:: What you will do ::
Reproduce the material exactly, omitting nothing.

:: Data records ::
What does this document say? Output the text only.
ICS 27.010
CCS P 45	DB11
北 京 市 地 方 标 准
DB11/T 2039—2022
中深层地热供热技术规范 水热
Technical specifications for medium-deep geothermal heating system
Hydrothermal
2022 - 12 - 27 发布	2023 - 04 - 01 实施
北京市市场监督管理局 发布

:: Problem solution ::
What does this document say? Output the text only.
ICS 27.010
CCS P 45	DB11
北 京 市 地 方 标 准
DB11/T 2039—2022
中深层地热供热技术规范 水热
Technical specifications for medium-deep geothermal heating system
Hydrothermal
2022 - 12 - 27 发布	2023 - 04 - 01 实施
北京市市场监督管理局 发布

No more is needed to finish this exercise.